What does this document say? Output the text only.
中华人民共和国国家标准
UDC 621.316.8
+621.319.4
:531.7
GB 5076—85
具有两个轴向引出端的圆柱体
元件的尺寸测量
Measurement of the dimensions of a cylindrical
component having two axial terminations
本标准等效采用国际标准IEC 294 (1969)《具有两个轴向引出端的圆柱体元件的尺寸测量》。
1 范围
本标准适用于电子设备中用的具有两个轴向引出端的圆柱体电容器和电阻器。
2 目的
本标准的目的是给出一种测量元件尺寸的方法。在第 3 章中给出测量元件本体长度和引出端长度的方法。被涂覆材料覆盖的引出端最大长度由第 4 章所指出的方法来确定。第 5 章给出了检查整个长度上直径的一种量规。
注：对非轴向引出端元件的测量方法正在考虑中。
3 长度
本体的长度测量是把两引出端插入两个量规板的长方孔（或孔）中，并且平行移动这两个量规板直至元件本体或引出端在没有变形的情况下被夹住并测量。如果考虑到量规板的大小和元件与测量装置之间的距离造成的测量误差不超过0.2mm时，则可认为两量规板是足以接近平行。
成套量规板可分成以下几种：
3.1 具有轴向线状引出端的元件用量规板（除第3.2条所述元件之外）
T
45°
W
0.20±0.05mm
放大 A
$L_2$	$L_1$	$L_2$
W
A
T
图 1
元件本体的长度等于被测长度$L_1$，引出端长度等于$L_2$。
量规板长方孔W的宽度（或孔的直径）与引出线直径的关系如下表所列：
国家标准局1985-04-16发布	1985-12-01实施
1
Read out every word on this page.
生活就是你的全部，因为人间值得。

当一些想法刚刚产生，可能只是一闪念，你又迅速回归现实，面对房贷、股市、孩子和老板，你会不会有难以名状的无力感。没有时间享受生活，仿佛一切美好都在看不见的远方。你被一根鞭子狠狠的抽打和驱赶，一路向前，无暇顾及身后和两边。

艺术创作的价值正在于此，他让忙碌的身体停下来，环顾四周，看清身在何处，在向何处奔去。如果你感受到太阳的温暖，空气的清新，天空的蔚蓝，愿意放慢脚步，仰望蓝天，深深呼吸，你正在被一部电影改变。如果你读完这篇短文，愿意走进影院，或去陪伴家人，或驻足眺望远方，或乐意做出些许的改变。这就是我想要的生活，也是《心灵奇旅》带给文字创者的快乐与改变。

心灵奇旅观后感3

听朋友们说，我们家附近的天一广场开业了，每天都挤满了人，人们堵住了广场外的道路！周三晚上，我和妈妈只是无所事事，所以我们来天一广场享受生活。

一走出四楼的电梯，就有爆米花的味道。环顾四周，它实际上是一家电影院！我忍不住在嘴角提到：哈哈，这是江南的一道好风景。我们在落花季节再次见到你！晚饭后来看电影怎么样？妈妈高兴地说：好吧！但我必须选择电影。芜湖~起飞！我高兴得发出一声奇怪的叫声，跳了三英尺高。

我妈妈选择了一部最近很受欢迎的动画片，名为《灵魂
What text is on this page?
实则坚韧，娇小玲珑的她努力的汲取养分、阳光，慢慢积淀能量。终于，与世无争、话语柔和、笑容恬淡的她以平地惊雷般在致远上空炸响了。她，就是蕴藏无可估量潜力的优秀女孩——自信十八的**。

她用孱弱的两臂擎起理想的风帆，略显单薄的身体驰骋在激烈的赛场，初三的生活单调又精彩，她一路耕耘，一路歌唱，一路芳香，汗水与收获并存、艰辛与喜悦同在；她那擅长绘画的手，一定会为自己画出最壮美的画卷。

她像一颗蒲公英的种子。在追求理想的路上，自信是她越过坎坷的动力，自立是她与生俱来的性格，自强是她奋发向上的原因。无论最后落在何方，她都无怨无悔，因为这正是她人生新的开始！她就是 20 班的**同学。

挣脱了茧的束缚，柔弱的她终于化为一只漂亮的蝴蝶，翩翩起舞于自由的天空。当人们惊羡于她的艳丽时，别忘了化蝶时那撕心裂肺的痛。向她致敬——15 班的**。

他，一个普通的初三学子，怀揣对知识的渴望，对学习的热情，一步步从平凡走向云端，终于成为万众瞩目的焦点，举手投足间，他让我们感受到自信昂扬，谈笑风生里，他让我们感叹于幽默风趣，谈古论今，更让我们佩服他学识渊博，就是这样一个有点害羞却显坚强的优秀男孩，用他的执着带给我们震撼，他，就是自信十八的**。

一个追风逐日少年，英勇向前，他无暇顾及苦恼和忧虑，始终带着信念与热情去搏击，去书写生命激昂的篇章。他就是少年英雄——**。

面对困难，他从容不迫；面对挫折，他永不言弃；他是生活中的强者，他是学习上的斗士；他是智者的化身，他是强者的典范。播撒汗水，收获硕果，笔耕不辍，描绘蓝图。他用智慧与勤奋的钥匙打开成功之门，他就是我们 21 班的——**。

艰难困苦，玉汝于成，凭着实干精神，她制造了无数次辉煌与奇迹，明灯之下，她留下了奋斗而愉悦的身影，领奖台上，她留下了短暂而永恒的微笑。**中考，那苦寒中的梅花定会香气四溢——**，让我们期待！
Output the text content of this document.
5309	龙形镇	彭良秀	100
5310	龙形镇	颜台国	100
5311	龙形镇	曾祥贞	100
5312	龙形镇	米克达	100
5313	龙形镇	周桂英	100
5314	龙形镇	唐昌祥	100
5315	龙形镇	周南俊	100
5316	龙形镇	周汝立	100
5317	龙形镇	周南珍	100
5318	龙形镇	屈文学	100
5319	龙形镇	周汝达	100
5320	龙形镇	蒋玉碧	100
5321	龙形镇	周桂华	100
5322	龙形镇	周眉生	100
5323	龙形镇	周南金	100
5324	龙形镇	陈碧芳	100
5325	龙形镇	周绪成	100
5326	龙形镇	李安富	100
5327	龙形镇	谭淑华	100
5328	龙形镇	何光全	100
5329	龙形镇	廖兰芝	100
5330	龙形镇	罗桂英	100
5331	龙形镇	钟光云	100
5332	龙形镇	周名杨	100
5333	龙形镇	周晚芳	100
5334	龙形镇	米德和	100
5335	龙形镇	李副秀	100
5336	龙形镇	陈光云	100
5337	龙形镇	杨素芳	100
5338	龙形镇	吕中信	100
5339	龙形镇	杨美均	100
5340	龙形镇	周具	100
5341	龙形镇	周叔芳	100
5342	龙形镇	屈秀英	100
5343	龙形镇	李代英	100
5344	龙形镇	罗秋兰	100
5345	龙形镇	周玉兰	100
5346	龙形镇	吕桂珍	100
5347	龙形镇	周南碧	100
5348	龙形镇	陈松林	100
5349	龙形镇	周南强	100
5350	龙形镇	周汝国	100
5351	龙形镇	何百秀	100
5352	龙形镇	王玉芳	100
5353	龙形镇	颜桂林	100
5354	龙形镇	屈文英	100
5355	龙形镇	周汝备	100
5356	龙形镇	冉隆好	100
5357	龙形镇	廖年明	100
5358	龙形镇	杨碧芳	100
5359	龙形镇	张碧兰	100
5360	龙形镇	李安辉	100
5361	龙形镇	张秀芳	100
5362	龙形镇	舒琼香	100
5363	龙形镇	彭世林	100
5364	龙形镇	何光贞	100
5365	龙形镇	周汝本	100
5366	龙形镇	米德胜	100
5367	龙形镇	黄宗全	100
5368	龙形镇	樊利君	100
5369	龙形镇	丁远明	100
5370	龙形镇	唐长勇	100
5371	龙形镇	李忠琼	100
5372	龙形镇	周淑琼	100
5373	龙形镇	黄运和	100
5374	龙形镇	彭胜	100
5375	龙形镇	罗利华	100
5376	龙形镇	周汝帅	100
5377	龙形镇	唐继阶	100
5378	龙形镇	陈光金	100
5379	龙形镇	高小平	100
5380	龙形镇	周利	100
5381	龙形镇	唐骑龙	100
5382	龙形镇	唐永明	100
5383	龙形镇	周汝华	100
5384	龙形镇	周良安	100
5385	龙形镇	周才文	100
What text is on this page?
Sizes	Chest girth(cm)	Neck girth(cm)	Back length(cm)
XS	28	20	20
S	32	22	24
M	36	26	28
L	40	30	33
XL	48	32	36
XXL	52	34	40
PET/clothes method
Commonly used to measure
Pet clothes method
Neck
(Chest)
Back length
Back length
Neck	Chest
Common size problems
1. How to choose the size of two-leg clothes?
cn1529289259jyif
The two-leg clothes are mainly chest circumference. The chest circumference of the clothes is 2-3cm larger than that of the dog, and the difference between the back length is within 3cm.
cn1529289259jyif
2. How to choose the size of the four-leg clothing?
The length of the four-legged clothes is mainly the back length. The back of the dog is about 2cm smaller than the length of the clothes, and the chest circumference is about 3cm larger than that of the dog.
————
__What to work on__: Using the listing above, gather each line that holds the string "length" and copy it.

__The response__:
Sizes	Chest girth(cm)	Neck girth(cm)	Back length(cm)
Back length
Back length
The two-leg clothes are mainly chest circumference. The chest circumference of the clothes is 2-3cm larger than that of the dog, and the difference between the back length is within 3cm.
The length of the four-legged clothes is mainly the back length. The back of the dog is about 2cm smaller than the length of the clothes, and the chest circumference is about 3cm larger than that of the dog.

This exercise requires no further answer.